● **GOAL OF THE EXERCISE**
Collect all lines from the listing that include the string "this".
--- PROVIDED ENTRIES ---
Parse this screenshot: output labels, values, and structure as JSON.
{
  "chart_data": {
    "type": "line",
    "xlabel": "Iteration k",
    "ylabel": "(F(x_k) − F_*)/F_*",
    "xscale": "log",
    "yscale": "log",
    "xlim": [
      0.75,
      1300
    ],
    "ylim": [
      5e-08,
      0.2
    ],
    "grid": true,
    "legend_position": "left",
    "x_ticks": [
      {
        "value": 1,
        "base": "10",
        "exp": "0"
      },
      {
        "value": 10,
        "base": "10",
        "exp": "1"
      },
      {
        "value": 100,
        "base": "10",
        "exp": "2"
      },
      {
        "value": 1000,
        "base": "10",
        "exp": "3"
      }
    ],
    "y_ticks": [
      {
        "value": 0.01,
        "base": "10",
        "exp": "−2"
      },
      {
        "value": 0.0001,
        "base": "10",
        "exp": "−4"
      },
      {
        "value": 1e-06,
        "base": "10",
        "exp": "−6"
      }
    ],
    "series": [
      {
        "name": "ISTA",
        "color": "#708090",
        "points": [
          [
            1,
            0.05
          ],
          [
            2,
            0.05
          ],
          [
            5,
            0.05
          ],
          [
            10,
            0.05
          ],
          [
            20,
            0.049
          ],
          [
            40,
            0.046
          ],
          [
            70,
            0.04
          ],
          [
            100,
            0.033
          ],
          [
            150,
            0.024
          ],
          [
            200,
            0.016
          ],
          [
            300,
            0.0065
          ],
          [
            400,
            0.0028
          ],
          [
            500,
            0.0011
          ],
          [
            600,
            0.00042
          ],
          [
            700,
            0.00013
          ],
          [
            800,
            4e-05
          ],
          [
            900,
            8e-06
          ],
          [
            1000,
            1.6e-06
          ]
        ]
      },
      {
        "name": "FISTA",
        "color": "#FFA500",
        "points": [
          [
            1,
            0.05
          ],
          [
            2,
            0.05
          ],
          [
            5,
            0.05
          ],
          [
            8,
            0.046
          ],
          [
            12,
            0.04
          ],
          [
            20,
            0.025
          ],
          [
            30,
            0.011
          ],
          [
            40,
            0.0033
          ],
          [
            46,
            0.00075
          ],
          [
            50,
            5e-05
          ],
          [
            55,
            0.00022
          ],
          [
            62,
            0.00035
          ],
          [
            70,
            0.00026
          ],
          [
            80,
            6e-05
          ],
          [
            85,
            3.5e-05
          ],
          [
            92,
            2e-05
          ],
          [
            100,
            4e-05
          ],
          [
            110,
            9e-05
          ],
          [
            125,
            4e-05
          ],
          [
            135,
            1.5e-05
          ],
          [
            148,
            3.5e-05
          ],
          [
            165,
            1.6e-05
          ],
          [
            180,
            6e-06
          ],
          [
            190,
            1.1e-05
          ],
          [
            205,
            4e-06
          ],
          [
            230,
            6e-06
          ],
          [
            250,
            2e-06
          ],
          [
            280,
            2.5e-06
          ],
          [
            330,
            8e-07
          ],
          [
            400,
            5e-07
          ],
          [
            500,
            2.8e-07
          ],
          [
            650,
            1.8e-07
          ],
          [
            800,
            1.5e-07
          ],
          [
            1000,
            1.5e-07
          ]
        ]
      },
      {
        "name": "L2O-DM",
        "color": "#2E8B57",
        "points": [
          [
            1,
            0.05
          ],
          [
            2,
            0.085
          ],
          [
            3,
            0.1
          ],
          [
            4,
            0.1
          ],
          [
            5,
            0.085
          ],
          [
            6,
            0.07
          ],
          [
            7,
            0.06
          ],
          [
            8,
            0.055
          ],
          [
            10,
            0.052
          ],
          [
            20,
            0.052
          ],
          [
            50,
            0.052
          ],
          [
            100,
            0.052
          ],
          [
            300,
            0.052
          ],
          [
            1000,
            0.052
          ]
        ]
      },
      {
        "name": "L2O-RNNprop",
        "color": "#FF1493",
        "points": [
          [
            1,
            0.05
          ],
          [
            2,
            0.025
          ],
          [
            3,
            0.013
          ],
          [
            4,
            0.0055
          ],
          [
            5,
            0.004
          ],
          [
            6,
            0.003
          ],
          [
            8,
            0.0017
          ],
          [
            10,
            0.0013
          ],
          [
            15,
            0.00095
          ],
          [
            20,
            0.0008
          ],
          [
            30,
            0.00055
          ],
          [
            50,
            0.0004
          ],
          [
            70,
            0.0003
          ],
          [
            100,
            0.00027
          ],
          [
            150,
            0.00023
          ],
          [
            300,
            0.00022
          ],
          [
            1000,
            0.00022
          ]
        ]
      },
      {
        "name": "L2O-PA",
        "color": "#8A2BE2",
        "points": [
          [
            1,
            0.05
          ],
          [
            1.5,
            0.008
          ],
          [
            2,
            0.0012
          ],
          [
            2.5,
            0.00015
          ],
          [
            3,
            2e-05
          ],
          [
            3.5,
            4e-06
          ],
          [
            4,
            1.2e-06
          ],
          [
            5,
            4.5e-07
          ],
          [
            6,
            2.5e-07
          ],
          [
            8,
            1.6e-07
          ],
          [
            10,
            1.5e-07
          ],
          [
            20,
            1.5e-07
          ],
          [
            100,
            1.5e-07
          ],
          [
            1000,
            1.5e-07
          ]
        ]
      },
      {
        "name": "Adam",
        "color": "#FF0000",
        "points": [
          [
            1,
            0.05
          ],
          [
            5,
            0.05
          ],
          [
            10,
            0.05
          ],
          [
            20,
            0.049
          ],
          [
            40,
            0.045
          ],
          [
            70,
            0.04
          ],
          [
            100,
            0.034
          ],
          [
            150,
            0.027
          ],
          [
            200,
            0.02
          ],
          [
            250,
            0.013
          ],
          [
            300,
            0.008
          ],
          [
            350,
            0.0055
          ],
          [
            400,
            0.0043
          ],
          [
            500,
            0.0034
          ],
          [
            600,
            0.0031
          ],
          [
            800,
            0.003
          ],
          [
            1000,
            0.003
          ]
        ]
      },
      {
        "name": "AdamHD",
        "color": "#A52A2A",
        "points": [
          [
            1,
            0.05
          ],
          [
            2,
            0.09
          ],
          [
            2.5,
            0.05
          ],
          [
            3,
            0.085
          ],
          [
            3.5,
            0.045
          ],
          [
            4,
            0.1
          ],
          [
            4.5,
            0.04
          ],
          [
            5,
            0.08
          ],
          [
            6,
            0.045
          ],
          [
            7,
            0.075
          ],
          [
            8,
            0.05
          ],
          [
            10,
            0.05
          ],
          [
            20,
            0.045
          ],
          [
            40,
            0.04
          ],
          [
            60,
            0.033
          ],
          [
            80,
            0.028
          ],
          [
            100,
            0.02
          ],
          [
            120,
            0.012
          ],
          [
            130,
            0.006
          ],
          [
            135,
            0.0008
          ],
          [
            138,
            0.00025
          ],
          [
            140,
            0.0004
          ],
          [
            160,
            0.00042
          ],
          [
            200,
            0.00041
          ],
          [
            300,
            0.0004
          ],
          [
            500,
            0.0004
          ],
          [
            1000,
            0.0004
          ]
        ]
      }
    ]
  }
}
---
--- PROVIDED ENTRIES ---
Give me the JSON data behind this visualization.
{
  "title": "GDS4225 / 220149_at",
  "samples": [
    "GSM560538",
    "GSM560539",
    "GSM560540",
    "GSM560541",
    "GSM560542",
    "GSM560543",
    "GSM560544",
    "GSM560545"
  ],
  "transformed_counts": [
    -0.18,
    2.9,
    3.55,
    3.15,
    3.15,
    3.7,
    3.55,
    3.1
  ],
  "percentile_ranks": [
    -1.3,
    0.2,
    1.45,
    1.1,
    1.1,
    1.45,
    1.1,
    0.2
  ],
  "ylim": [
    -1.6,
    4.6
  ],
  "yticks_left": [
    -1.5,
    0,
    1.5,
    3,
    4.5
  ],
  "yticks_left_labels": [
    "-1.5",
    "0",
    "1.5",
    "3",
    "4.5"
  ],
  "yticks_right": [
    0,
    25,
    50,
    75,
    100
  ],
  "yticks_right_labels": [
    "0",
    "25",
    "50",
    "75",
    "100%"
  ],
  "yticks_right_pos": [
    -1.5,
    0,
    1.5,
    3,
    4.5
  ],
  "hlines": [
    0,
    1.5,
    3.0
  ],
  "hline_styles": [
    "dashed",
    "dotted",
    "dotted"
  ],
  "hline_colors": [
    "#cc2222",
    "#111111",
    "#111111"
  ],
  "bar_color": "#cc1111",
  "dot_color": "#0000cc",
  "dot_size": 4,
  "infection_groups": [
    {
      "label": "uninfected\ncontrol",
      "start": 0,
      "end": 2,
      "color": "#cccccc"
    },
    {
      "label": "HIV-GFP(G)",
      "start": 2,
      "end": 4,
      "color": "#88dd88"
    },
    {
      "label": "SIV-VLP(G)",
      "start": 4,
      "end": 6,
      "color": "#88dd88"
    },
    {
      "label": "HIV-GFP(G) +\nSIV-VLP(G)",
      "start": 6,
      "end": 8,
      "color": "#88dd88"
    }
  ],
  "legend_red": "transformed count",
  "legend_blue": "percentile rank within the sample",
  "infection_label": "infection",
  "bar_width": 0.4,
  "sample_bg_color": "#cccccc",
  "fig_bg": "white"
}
---
● **EXERCISE OUTPUT**
Parse this screenshot: output labels, values, and structure as JSON.
Give me the JSON data behind this visualization.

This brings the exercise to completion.